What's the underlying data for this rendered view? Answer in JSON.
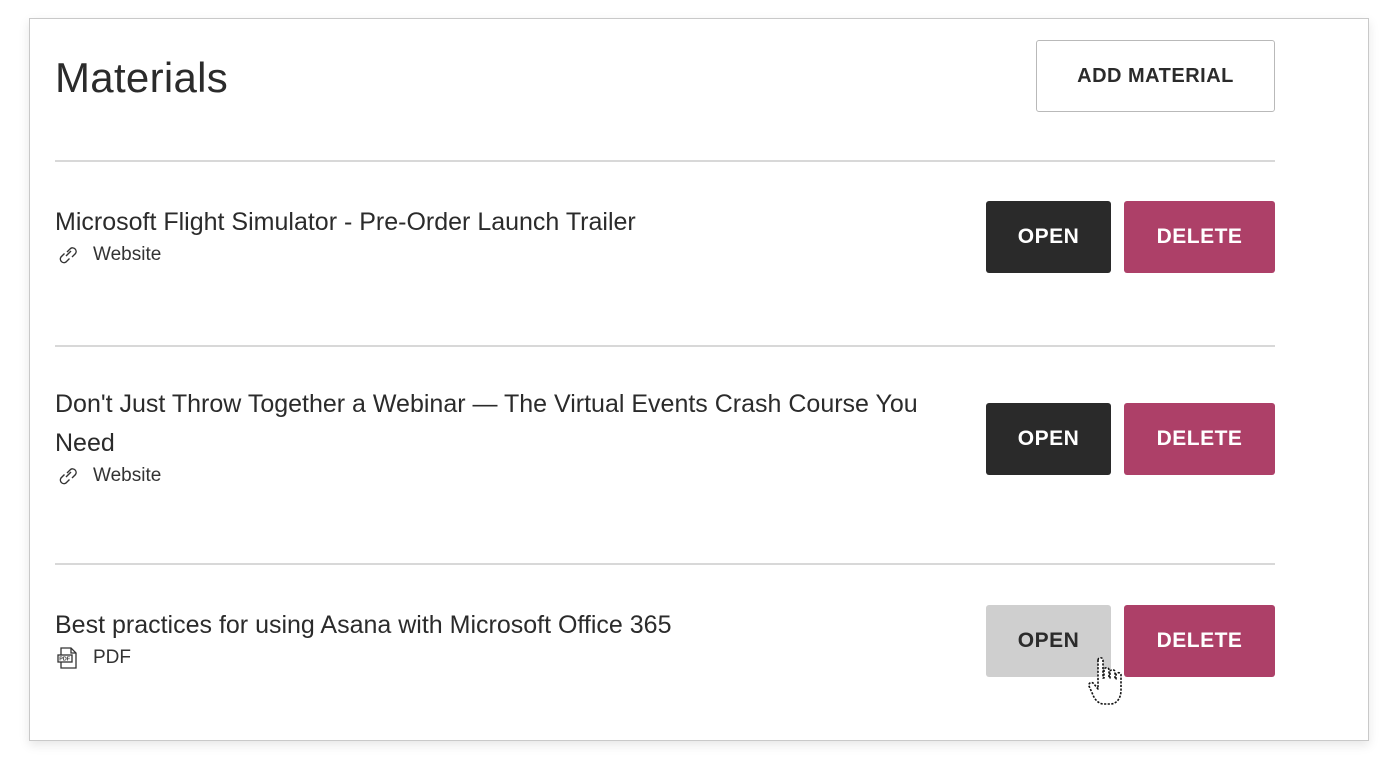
{
  "header": {
    "title": "Materials",
    "add_label": "ADD MATERIAL"
  },
  "materials": [
    {
      "title": "Microsoft Flight Simulator - Pre-Order Launch Trailer",
      "type_label": "Website",
      "type_icon": "link-icon",
      "open_label": "OPEN",
      "delete_label": "DELETE",
      "open_state": "normal"
    },
    {
      "title": "Don't Just Throw Together a Webinar — The Virtual Events Crash Course You Need",
      "type_label": "Website",
      "type_icon": "link-icon",
      "open_label": "OPEN",
      "delete_label": "DELETE",
      "open_state": "normal"
    },
    {
      "title": "Best practices for using Asana with Microsoft Office 365",
      "type_label": "PDF",
      "type_icon": "pdf-file-icon",
      "open_label": "OPEN",
      "delete_label": "DELETE",
      "open_state": "hover"
    }
  ],
  "colors": {
    "open_button": "#2a2a2a",
    "open_button_hover": "#cfcfcf",
    "delete_button": "#ad4068",
    "divider": "#d8d8d8"
  }
}
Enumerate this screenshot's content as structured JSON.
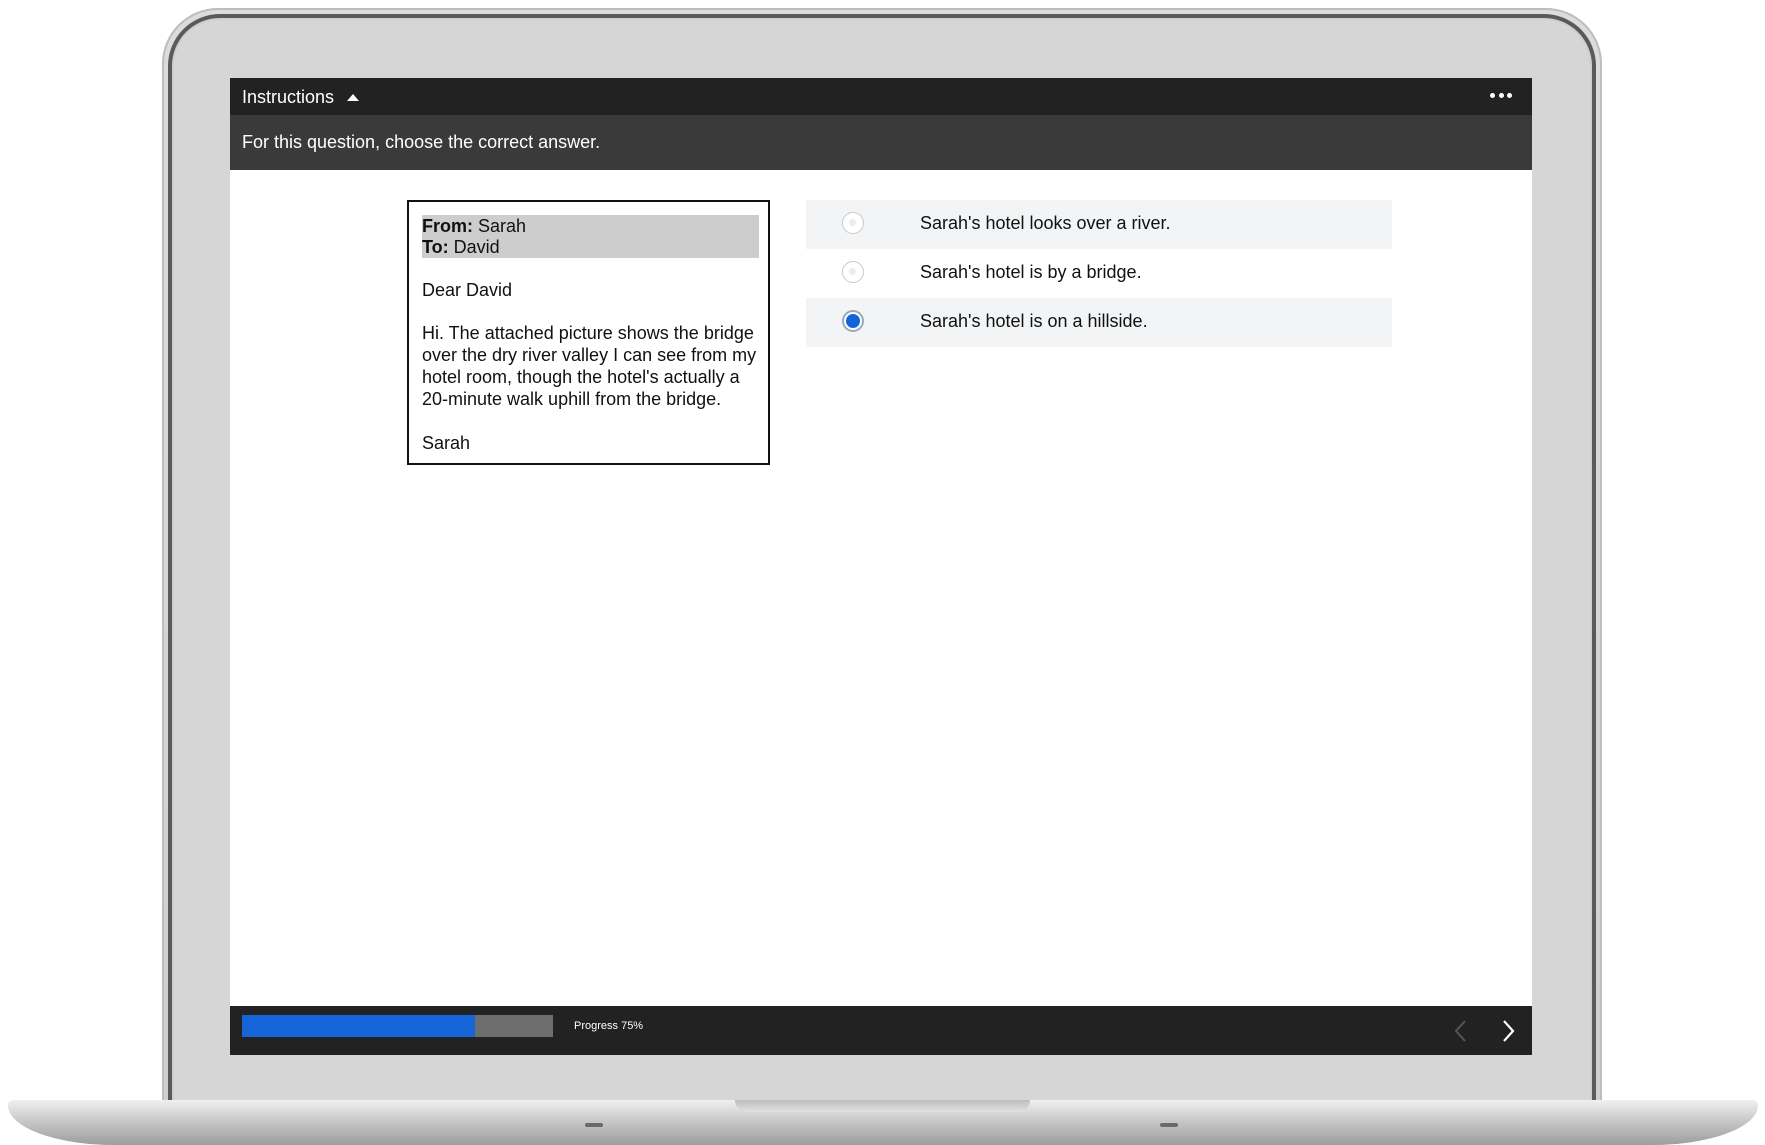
{
  "header": {
    "instructions_label": "Instructions",
    "instruction_text": "For this question, choose the correct answer."
  },
  "email": {
    "from_label": "From:",
    "from_value": " Sarah",
    "to_label": "To:",
    "to_value": " David",
    "greeting": "Dear David",
    "body": "Hi. The attached picture shows the bridge over the dry river valley I can see from my hotel room, though the hotel's actually a 20-minute walk uphill from the bridge.",
    "signature": "Sarah"
  },
  "options": [
    {
      "label": "Sarah's hotel looks over a river.",
      "selected": false
    },
    {
      "label": "Sarah's hotel is by a bridge.",
      "selected": false
    },
    {
      "label": "Sarah's hotel is on a hillside.",
      "selected": true
    }
  ],
  "footer": {
    "progress_text": "Progress 75%",
    "progress_value": 0.75
  },
  "colors": {
    "accent": "#1565d8",
    "topbar": "#222222",
    "instruction_bar": "#3a3a3a"
  },
  "icons": {
    "menu": "more-horizontal-icon",
    "toggle": "caret-up-icon",
    "prev": "chevron-left-icon",
    "next": "chevron-right-icon"
  }
}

- [Task instructions]
Looking at the material above, count the lines containing the string "hotel" and reply with the count alone.

- [Response]
4